____ SUPPLIED DATA

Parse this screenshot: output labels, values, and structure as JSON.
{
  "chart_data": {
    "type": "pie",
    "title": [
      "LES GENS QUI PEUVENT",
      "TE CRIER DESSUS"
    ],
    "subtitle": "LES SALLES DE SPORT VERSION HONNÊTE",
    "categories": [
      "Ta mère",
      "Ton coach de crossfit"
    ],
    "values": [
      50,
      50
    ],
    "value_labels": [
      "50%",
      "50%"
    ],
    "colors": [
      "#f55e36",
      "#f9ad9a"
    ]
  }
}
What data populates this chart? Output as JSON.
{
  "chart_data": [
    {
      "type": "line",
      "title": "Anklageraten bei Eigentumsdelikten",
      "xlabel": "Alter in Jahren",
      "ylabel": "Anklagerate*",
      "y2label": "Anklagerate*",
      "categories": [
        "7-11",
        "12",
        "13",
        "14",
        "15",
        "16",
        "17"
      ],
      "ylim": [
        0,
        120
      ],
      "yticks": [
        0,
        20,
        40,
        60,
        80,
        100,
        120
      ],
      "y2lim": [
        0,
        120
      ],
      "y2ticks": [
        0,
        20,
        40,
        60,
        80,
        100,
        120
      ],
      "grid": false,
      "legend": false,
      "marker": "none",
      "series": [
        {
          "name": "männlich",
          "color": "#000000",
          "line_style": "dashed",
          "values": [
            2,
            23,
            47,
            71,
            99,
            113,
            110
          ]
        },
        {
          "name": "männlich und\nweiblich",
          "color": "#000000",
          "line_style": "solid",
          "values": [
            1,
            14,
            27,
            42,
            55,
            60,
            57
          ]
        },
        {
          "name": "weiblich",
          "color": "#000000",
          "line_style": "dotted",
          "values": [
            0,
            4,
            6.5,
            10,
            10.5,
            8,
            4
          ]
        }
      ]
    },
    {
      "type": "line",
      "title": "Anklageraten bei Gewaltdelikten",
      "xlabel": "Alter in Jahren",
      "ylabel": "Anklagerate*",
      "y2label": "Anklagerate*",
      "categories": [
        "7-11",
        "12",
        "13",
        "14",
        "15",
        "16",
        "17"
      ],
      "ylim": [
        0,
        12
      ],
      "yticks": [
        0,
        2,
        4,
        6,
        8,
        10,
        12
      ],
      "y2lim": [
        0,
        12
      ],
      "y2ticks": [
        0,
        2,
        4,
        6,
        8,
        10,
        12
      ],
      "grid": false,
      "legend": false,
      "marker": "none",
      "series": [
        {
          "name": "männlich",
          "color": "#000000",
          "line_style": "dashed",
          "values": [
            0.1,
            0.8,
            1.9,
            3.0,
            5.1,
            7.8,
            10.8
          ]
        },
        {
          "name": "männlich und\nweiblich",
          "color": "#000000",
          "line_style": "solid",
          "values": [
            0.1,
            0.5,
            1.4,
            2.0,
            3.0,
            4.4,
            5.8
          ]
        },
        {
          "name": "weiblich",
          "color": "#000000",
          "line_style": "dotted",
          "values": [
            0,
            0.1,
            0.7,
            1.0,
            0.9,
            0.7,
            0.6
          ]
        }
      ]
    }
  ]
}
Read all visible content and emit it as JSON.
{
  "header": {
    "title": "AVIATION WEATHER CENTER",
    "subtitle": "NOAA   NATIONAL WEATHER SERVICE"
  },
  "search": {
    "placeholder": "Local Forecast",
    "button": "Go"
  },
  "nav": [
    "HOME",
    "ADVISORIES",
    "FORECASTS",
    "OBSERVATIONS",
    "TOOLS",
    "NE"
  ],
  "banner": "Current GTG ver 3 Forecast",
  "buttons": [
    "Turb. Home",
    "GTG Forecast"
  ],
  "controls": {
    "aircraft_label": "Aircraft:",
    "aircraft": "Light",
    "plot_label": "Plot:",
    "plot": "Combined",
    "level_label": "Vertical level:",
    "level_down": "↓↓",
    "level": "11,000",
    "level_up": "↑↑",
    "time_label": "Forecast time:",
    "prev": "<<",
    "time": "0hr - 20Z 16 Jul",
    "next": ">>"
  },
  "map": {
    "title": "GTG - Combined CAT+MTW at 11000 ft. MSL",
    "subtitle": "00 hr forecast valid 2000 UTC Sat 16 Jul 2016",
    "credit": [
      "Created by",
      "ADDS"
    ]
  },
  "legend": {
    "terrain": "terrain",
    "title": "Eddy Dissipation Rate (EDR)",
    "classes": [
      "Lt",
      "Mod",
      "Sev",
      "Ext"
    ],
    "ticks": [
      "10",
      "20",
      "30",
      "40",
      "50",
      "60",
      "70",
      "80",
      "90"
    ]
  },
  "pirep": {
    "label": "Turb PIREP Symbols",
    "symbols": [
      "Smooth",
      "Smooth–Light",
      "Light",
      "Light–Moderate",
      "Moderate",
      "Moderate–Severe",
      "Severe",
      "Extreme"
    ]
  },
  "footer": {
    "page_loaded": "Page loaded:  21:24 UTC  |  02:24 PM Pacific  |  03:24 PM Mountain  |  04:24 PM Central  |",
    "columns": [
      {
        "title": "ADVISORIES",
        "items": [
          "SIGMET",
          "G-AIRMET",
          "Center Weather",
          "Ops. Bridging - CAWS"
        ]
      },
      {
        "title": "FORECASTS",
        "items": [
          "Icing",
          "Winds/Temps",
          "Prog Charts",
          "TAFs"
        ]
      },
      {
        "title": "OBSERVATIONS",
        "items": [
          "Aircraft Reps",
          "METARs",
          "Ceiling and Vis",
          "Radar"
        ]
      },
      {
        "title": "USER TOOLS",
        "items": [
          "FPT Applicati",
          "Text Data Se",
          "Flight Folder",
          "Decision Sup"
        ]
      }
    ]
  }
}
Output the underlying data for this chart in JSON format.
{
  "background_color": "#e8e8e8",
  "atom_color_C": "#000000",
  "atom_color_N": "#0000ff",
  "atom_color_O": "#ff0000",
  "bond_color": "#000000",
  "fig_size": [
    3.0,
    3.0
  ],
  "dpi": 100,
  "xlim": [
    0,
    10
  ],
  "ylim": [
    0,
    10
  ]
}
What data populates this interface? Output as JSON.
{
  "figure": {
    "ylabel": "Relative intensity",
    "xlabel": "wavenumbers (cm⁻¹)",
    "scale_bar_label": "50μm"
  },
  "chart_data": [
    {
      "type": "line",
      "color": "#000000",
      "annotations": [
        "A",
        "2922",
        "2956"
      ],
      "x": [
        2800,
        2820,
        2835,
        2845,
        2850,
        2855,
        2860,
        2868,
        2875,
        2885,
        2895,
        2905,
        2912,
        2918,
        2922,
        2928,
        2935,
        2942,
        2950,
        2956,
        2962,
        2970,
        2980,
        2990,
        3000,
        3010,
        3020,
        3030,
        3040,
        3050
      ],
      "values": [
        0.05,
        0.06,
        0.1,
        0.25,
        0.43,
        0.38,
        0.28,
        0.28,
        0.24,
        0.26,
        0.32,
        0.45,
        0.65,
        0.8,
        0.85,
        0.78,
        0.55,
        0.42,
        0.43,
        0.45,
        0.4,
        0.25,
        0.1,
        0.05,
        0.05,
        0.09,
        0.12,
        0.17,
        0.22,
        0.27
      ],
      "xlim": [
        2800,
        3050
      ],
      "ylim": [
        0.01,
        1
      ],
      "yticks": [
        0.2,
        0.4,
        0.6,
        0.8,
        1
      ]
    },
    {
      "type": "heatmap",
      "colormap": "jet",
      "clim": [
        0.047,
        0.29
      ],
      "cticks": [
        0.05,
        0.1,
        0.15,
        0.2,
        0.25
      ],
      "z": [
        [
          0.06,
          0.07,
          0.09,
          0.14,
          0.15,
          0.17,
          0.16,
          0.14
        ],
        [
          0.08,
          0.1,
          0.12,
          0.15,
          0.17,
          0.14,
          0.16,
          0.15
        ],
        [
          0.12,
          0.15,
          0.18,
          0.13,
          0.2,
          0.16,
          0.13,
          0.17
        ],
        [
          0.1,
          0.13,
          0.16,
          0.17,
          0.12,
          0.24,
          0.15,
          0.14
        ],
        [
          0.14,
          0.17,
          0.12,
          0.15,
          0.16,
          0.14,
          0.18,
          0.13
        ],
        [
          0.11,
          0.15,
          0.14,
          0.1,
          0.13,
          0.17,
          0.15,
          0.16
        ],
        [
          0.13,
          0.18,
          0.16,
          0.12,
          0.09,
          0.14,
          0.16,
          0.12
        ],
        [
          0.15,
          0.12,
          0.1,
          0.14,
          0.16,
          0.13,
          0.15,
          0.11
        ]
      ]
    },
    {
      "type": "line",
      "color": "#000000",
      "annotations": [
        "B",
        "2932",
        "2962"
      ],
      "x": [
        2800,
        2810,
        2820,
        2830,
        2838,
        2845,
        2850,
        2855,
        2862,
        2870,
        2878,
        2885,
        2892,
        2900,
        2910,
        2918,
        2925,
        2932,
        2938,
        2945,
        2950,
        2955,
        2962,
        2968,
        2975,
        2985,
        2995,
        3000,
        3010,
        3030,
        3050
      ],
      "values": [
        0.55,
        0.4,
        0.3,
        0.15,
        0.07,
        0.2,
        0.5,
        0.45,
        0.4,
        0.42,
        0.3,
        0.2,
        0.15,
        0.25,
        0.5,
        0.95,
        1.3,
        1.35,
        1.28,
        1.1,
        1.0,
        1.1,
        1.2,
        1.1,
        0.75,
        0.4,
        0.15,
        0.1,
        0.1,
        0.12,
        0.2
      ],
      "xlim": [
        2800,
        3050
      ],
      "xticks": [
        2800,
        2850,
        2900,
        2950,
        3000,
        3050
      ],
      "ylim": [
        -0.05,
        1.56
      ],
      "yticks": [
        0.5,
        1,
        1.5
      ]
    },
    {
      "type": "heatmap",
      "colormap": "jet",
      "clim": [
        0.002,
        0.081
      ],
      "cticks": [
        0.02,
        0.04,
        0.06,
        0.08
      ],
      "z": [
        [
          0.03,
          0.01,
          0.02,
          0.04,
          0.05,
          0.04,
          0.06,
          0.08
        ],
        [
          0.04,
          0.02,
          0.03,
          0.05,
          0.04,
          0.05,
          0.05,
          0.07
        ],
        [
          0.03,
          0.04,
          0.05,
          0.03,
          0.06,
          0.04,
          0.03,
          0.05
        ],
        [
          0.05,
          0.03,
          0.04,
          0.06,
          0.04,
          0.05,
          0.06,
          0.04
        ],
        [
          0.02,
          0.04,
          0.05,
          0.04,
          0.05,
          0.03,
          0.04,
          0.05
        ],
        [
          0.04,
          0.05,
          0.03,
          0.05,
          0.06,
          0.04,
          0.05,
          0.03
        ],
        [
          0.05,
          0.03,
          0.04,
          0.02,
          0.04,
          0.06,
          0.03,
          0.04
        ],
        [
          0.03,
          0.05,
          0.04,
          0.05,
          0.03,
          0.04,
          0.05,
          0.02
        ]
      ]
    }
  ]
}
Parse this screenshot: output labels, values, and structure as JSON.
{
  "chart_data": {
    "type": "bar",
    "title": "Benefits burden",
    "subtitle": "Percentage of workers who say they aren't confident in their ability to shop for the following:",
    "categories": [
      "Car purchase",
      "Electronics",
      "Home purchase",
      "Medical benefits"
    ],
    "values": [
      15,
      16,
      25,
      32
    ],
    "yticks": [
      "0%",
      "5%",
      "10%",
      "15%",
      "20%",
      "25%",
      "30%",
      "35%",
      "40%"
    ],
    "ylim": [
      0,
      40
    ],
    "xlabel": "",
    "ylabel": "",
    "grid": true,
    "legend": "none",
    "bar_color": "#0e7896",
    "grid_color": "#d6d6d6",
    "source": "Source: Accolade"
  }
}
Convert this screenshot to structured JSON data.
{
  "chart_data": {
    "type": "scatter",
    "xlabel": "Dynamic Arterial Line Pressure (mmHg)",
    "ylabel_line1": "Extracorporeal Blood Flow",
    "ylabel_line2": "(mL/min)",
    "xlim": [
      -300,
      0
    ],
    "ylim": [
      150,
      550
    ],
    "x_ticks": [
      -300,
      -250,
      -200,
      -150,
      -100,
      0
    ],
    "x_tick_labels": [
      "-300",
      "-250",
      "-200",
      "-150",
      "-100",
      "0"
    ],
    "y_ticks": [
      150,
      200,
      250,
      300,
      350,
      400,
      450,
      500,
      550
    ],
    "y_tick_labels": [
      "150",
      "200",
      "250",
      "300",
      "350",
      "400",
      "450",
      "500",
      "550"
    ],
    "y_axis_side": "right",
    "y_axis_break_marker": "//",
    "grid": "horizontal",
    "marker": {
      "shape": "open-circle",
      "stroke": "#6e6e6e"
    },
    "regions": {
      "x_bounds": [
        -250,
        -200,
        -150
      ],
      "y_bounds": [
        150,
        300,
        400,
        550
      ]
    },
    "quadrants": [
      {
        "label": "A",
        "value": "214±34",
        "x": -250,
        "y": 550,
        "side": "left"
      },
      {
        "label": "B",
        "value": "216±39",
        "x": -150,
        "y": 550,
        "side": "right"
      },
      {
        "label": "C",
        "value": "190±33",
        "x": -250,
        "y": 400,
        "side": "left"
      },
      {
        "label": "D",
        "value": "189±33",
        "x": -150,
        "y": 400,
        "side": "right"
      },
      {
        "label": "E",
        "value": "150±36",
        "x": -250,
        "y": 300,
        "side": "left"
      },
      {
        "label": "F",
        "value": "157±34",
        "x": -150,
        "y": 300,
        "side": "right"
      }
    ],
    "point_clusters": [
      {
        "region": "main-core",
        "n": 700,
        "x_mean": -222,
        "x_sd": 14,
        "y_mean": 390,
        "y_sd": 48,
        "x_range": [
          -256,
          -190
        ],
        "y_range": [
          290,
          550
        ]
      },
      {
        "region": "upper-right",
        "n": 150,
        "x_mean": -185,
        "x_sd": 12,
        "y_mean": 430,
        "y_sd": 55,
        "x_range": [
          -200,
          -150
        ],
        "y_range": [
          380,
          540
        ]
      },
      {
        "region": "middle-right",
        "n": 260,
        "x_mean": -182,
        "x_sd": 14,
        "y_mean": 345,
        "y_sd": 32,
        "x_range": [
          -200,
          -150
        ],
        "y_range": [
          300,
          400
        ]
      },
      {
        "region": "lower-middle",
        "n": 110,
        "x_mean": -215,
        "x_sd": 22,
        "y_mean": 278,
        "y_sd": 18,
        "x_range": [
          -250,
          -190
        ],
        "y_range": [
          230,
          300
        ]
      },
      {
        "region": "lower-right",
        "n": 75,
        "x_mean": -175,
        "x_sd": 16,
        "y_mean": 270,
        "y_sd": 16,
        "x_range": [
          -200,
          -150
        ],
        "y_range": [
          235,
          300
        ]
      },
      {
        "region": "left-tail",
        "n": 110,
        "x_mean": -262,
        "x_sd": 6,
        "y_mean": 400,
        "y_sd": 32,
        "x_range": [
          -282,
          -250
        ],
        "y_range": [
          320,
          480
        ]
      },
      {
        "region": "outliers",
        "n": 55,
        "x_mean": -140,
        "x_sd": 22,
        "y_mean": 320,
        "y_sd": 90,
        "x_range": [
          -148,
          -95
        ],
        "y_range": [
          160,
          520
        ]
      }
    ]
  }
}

________

EXERCISE GOAL =>
Locate each line containing the string "lower" and show it.

TASK RESPONSE =>
        "region": "lower-middle",
        "region": "lower-right",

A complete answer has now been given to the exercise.